TASK STATEMENT: Make an exact copy of the data below, leaving out every picture.

PROVIDED INFORMATION:
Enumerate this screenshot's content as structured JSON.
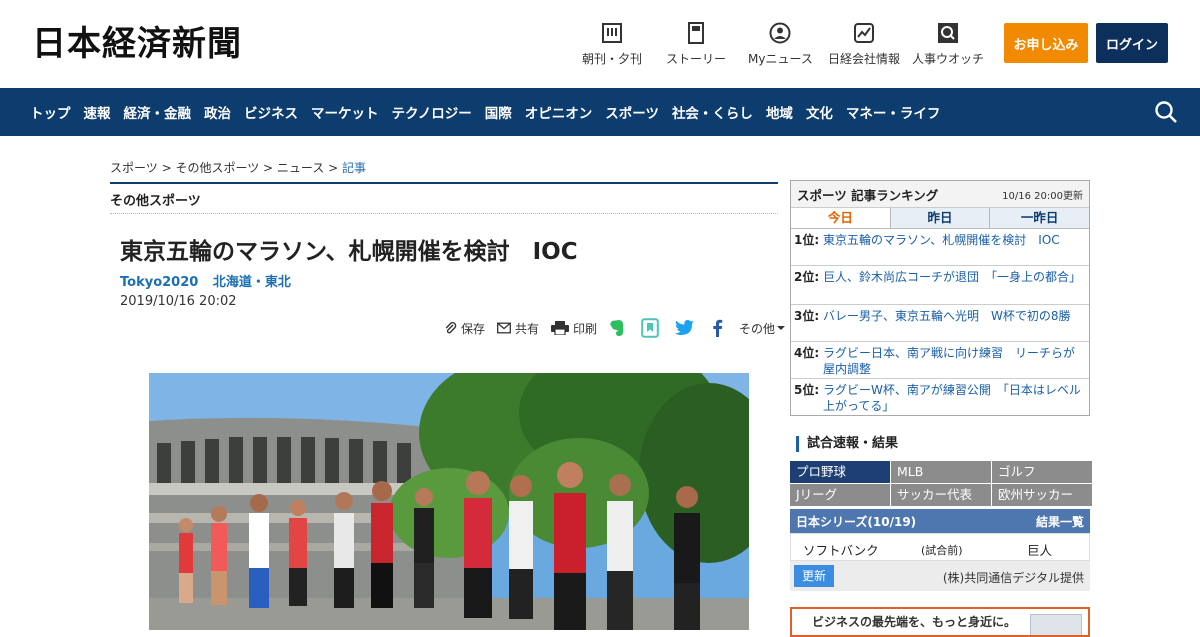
{
  "header": {
    "logo": "日本経済新聞",
    "icons": [
      {
        "label": "朝刊・夕刊",
        "icon": "newspaper-icon"
      },
      {
        "label": "ストーリー",
        "icon": "story-icon"
      },
      {
        "label": "Myニュース",
        "icon": "user-icon"
      },
      {
        "label": "日経会社情報",
        "icon": "chart-icon"
      },
      {
        "label": "人事ウオッチ",
        "icon": "search-person-icon"
      }
    ],
    "apply_label": "お申し込み",
    "login_label": "ログイン"
  },
  "nav": {
    "items": [
      "トップ",
      "速報",
      "経済・金融",
      "政治",
      "ビジネス",
      "マーケット",
      "テクノロジー",
      "国際",
      "オピニオン",
      "スポーツ",
      "社会・くらし",
      "地域",
      "文化",
      "マネー・ライフ"
    ]
  },
  "breadcrumb": {
    "items": [
      "スポーツ",
      "その他スポーツ",
      "ニュース"
    ],
    "current": "記事",
    "sep": " > "
  },
  "section": {
    "title": "その他スポーツ"
  },
  "article": {
    "headline": "東京五輪のマラソン、札幌開催を検討　IOC",
    "tags": [
      "Tokyo2020",
      "北海道・東北"
    ],
    "date": "2019/10/16 20:02",
    "share": {
      "save": "保存",
      "share": "共有",
      "print": "印刷",
      "more": "その他"
    }
  },
  "ranking": {
    "title": "スポーツ 記事ランキング",
    "updated": "10/16 20:00更新",
    "tabs": [
      "今日",
      "昨日",
      "一昨日"
    ],
    "items": [
      {
        "pos": "1位:",
        "title": "東京五輪のマラソン、札幌開催を検討　IOC"
      },
      {
        "pos": "2位:",
        "title": "巨人、鈴木尚広コーチが退団　「一身上の都合」"
      },
      {
        "pos": "3位:",
        "title": "バレー男子、東京五輪へ光明　W杯で初の8勝"
      },
      {
        "pos": "4位:",
        "title": "ラグビー日本、南ア戦に向け練習　リーチらが屋内調整"
      },
      {
        "pos": "5位:",
        "title": "ラグビーW杯、南アが練習公開　「日本はレベル上がってる」"
      }
    ]
  },
  "scores": {
    "heading": "試合速報・結果",
    "tabs": [
      "プロ野球",
      "MLB",
      "ゴルフ",
      "Jリーグ",
      "サッカー代表",
      "欧州サッカー"
    ],
    "series_title": "日本シリーズ(10/19)",
    "results_link": "結果一覧",
    "game": {
      "team1": "ソフトバンク",
      "status": "(試合前)",
      "team2": "巨人"
    },
    "refresh_label": "更新",
    "provider": "(株)共同通信デジタル提供"
  },
  "ad": {
    "text": "ビジネスの最先端を、もっと身近に。"
  }
}
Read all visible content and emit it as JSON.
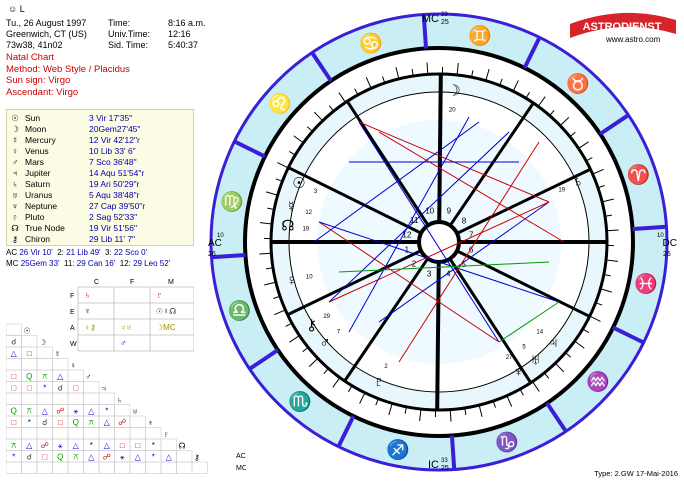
{
  "header": {
    "name": "L",
    "date_line": "Tu., 26 August 1997",
    "place_line": "Greenwich, CT (US)",
    "coord_line": "73w38, 41n02",
    "time_label": "Time:",
    "time_value": "8:16 a.m.",
    "univ_label": "Univ.Time:",
    "univ_value": "12:16",
    "sid_label": "Sid. Time:",
    "sid_value": "5:40:37"
  },
  "chart_info": {
    "line1": "Natal Chart",
    "line2": "Method: Web Style / Placidus",
    "line3": "Sun sign: Virgo",
    "line4": "Ascendant: Virgo"
  },
  "planets": [
    {
      "glyph": "☉",
      "name": "Sun",
      "pos": "3  Vir 17'35\""
    },
    {
      "glyph": "☽",
      "name": "Moon",
      "pos": "20Gem27'45\""
    },
    {
      "glyph": "☿",
      "name": "Mercury",
      "pos": "12  Vir 42'12\"r"
    },
    {
      "glyph": "♀",
      "name": "Venus",
      "pos": "10  Lib  33'  6\""
    },
    {
      "glyph": "♂",
      "name": "Mars",
      "pos": "7  Sco 36'48\""
    },
    {
      "glyph": "♃",
      "name": "Jupiter",
      "pos": "14 Aqu 51'54\"r"
    },
    {
      "glyph": "♄",
      "name": "Saturn",
      "pos": "19  Ari  50'29\"r"
    },
    {
      "glyph": "♅",
      "name": "Uranus",
      "pos": "5 Aqu 38'48\"r"
    },
    {
      "glyph": "♆",
      "name": "Neptune",
      "pos": "27 Cap 39'50\"r"
    },
    {
      "glyph": "♇",
      "name": "Pluto",
      "pos": "2  Sag 52'33\""
    },
    {
      "glyph": "☊",
      "name": "True Node",
      "pos": "19  Vir 51'56\""
    },
    {
      "glyph": "⚷",
      "name": "Chiron",
      "pos": "29  Lib 11'  7\""
    }
  ],
  "houses": {
    "row1": {
      "ac": "AC",
      "ac_v": "26  Vir  10'",
      "h2": "2:",
      "h2_v": "21  Lib  49'",
      "h3": "3:",
      "h3_v": "22 Sco   0'"
    },
    "row2": {
      "mc": "MC",
      "mc_v": "25Gem 33'",
      "h11": "11:",
      "h11_v": "29 Can 16'",
      "h12": "12:",
      "h12_v": "29 Leo  52'"
    }
  },
  "elements": {
    "headers": [
      "C",
      "F",
      "M"
    ],
    "rows": [
      "F",
      "E",
      "A",
      "W"
    ]
  },
  "aspect_labels": [
    "AC",
    "MC"
  ],
  "wheel": {
    "mc_label": "MC",
    "mc_sub": "25",
    "mc_sup": "33",
    "ic_label": "IC",
    "ic_sub": "25",
    "ic_sup": "33",
    "ac_label": "AC",
    "ac_sub": "26",
    "ac_sup": "10",
    "dc_label": "DC",
    "dc_sub": "26",
    "dc_sup": "10",
    "house_numbers": [
      "1",
      "2",
      "3",
      "4",
      "5",
      "6",
      "7",
      "8",
      "9",
      "10",
      "11",
      "12"
    ]
  },
  "logo": {
    "title": "ASTRODIENST",
    "url": "www.astro.com"
  },
  "footer": "Type: 2.GW  17-Mai-2016",
  "colors": {
    "ring": "#3a1fd6",
    "fire": "#cc0000",
    "water": "#0000cc",
    "air": "#999900",
    "earth": "#333333"
  }
}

ANSWER IN FULL:
Enumerate this screenshot's content as structured JSON.
{
  "header": {
    "logo": "日本経済新聞",
    "icons": [
      {
        "label": "朝刊・夕刊",
        "icon": "newspaper-icon"
      },
      {
        "label": "ストーリー",
        "icon": "story-icon"
      },
      {
        "label": "Myニュース",
        "icon": "user-icon"
      },
      {
        "label": "日経会社情報",
        "icon": "chart-icon"
      },
      {
        "label": "人事ウオッチ",
        "icon": "search-person-icon"
      }
    ],
    "apply_label": "お申し込み",
    "login_label": "ログイン"
  },
  "nav": {
    "items": [
      "トップ",
      "速報",
      "経済・金融",
      "政治",
      "ビジネス",
      "マーケット",
      "テクノロジー",
      "国際",
      "オピニオン",
      "スポーツ",
      "社会・くらし",
      "地域",
      "文化",
      "マネー・ライフ"
    ]
  },
  "breadcrumb": {
    "items": [
      "スポーツ",
      "その他スポーツ",
      "ニュース"
    ],
    "current": "記事",
    "sep": " > "
  },
  "section": {
    "title": "その他スポーツ"
  },
  "article": {
    "headline": "東京五輪のマラソン、札幌開催を検討　IOC",
    "tags": [
      "Tokyo2020",
      "北海道・東北"
    ],
    "date": "2019/10/16 20:02",
    "share": {
      "save": "保存",
      "share": "共有",
      "print": "印刷",
      "more": "その他"
    }
  },
  "ranking": {
    "title": "スポーツ 記事ランキング",
    "updated": "10/16 20:00更新",
    "tabs": [
      "今日",
      "昨日",
      "一昨日"
    ],
    "items": [
      {
        "pos": "1位:",
        "title": "東京五輪のマラソン、札幌開催を検討　IOC"
      },
      {
        "pos": "2位:",
        "title": "巨人、鈴木尚広コーチが退団　「一身上の都合」"
      },
      {
        "pos": "3位:",
        "title": "バレー男子、東京五輪へ光明　W杯で初の8勝"
      },
      {
        "pos": "4位:",
        "title": "ラグビー日本、南ア戦に向け練習　リーチらが屋内調整"
      },
      {
        "pos": "5位:",
        "title": "ラグビーW杯、南アが練習公開　「日本はレベル上がってる」"
      }
    ]
  },
  "scores": {
    "heading": "試合速報・結果",
    "tabs": [
      "プロ野球",
      "MLB",
      "ゴルフ",
      "Jリーグ",
      "サッカー代表",
      "欧州サッカー"
    ],
    "series_title": "日本シリーズ(10/19)",
    "results_link": "結果一覧",
    "game": {
      "team1": "ソフトバンク",
      "status": "(試合前)",
      "team2": "巨人"
    },
    "refresh_label": "更新",
    "provider": "(株)共同通信デジタル提供"
  },
  "ad": {
    "text": "ビジネスの最先端を、もっと身近に。"
  }
}
Read all visible content and emit it as JSON.
{
  "header": {
    "name": "L",
    "date_line": "Tu., 26 August 1997",
    "place_line": "Greenwich, CT (US)",
    "coord_line": "73w38, 41n02",
    "time_label": "Time:",
    "time_value": "8:16 a.m.",
    "univ_label": "Univ.Time:",
    "univ_value": "12:16",
    "sid_label": "Sid. Time:",
    "sid_value": "5:40:37"
  },
  "chart_info": {
    "line1": "Natal Chart",
    "line2": "Method: Web Style / Placidus",
    "line3": "Sun sign: Virgo",
    "line4": "Ascendant: Virgo"
  },
  "planets": [
    {
      "glyph": "☉",
      "name": "Sun",
      "pos": "3  Vir 17'35\""
    },
    {
      "glyph": "☽",
      "name": "Moon",
      "pos": "20Gem27'45\""
    },
    {
      "glyph": "☿",
      "name": "Mercury",
      "pos": "12  Vir 42'12\"r"
    },
    {
      "glyph": "♀",
      "name": "Venus",
      "pos": "10  Lib  33'  6\""
    },
    {
      "glyph": "♂",
      "name": "Mars",
      "pos": "7  Sco 36'48\""
    },
    {
      "glyph": "♃",
      "name": "Jupiter",
      "pos": "14 Aqu 51'54\"r"
    },
    {
      "glyph": "♄",
      "name": "Saturn",
      "pos": "19  Ari  50'29\"r"
    },
    {
      "glyph": "♅",
      "name": "Uranus",
      "pos": "5 Aqu 38'48\"r"
    },
    {
      "glyph": "♆",
      "name": "Neptune",
      "pos": "27 Cap 39'50\"r"
    },
    {
      "glyph": "♇",
      "name": "Pluto",
      "pos": "2  Sag 52'33\""
    },
    {
      "glyph": "☊",
      "name": "True Node",
      "pos": "19  Vir 51'56\""
    },
    {
      "glyph": "⚷",
      "name": "Chiron",
      "pos": "29  Lib 11'  7\""
    }
  ],
  "houses": {
    "row1": {
      "ac": "AC",
      "ac_v": "26  Vir  10'",
      "h2": "2:",
      "h2_v": "21  Lib  49'",
      "h3": "3:",
      "h3_v": "22 Sco   0'"
    },
    "row2": {
      "mc": "MC",
      "mc_v": "25Gem 33'",
      "h11": "11:",
      "h11_v": "29 Can 16'",
      "h12": "12:",
      "h12_v": "29 Leo  52'"
    }
  },
  "elements": {
    "headers": [
      "C",
      "F",
      "M"
    ],
    "rows": [
      "F",
      "E",
      "A",
      "W"
    ]
  },
  "aspect_labels": [
    "AC",
    "MC"
  ],
  "wheel": {
    "mc_label": "MC",
    "mc_sub": "25",
    "mc_sup": "33",
    "ic_label": "IC",
    "ic_sub": "25",
    "ic_sup": "33",
    "ac_label": "AC",
    "ac_sub": "26",
    "ac_sup": "10",
    "dc_label": "DC",
    "dc_sub": "26",
    "dc_sup": "10",
    "house_numbers": [
      "1",
      "2",
      "3",
      "4",
      "5",
      "6",
      "7",
      "8",
      "9",
      "10",
      "11",
      "12"
    ]
  },
  "logo": {
    "title": "ASTRODIENST",
    "url": "www.astro.com"
  },
  "footer": "Type: 2.GW  17-Mai-2016",
  "colors": {
    "ring": "#3a1fd6",
    "fire": "#cc0000",
    "water": "#0000cc",
    "air": "#999900",
    "earth": "#333333"
  }
}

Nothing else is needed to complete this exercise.